Where the data below has the string "Bovo", return the whole line.
|---|
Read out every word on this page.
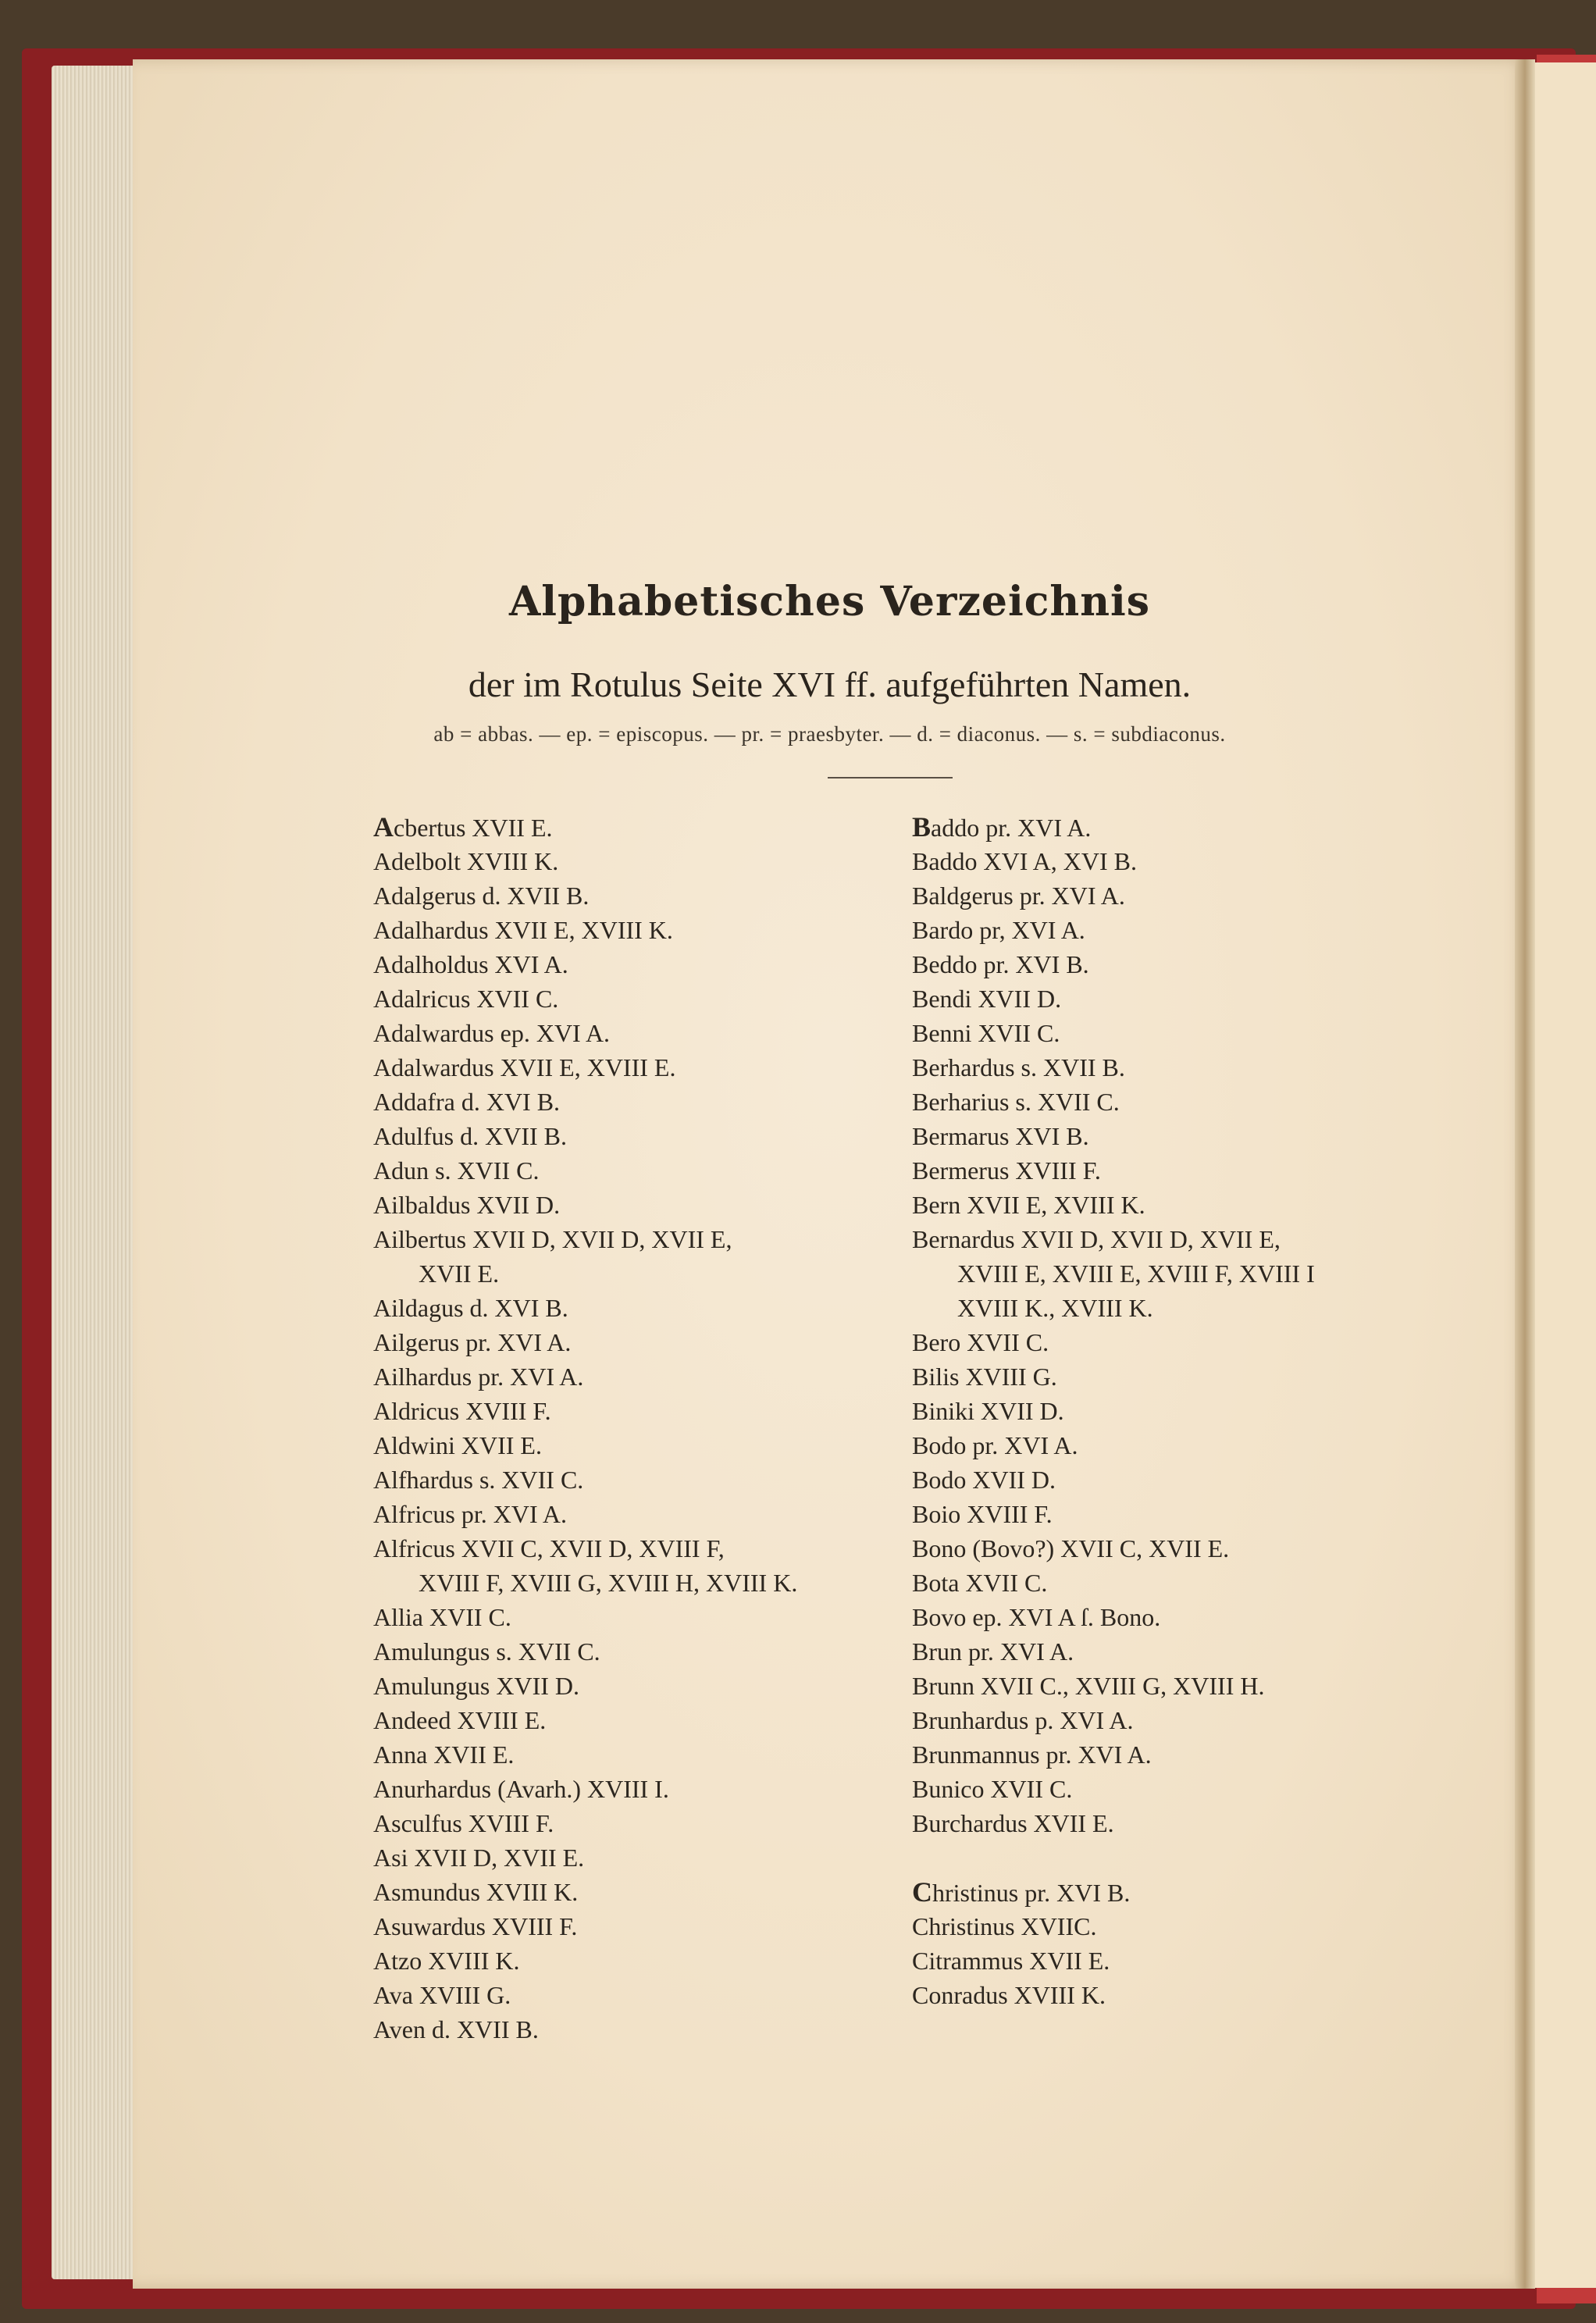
Alphabetisches Verzeichnis
der im Rotulus Seite XVI ff. aufgeführten Namen.
ab = abbas. — ep. = episcopus. — pr. = praesbyter. — d. = diaconus. — s. = subdiaconus.
Acbertus XVII E.
Adelbolt XVIII K.
Adalgerus d. XVII B.
Adalhardus XVII E, XVIII K.
Adalholdus XVI A.
Adalricus XVII C.
Adalwardus ep. XVI A.
Adalwardus XVII E, XVIII E.
Addafra d. XVI B.
Adulfus d. XVII B.
Adun s. XVII C.
Ailbaldus XVII D.
Ailbertus XVII D, XVII D, XVII E,
XVII E.
Aildagus d. XVI B.
Ailgerus pr. XVI A.
Ailhardus pr. XVI A.
Aldricus XVIII F.
Aldwini XVII E.
Alfhardus s. XVII C.
Alfricus pr. XVI A.
Alfricus XVII C, XVII D, XVIII F,
XVIII F, XVIII G, XVIII H, XVIII K.
Allia XVII C.
Amulungus s. XVII C.
Amulungus XVII D.
Andeed XVIII E.
Anna XVII E.
Anurhardus (Avarh.) XVIII I.
Asculfus XVIII F.
Asi XVII D, XVII E.
Asmundus XVIII K.
Asuwardus XVIII F.
Atzo XVIII K.
Ava XVIII G.
Aven d. XVII B.
Baddo pr. XVI A.
Baddo XVI A, XVI B.
Baldgerus pr. XVI A.
Bardo pr, XVI A.
Beddo pr. XVI B.
Bendi XVII D.
Benni XVII C.
Berhardus s. XVII B.
Berharius s. XVII C.
Bermarus XVI B.
Bermerus XVIII F.
Bern XVII E, XVIII K.
Bernardus XVII D, XVII D, XVII E,
XVIII E, XVIII E, XVIII F, XVIII I
XVIII K., XVIII K.
Bero XVII C.
Bilis XVIII G.
Biniki XVII D.
Bodo pr. XVI A.
Bodo XVII D.
Boio XVIII F.
Bono (Bovo?) XVII C, XVII E.
Bota XVII C.
Bovo ep. XVI A ſ. Bono.
Brun pr. XVI A.
Brunn XVII C., XVIII G, XVIII H.
Brunhardus p. XVI A.
Brunmannus pr. XVI A.
Bunico XVII C.
Burchardus XVII E.
Christinus pr. XVI B.
Christinus XVIIC.
Citrammus XVII E.
Conradus XVIII K.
|---|
* [Final answer]:
Bono (Bovo?) XVII C, XVII E.
Bovo ep. XVI A ſ. Bono.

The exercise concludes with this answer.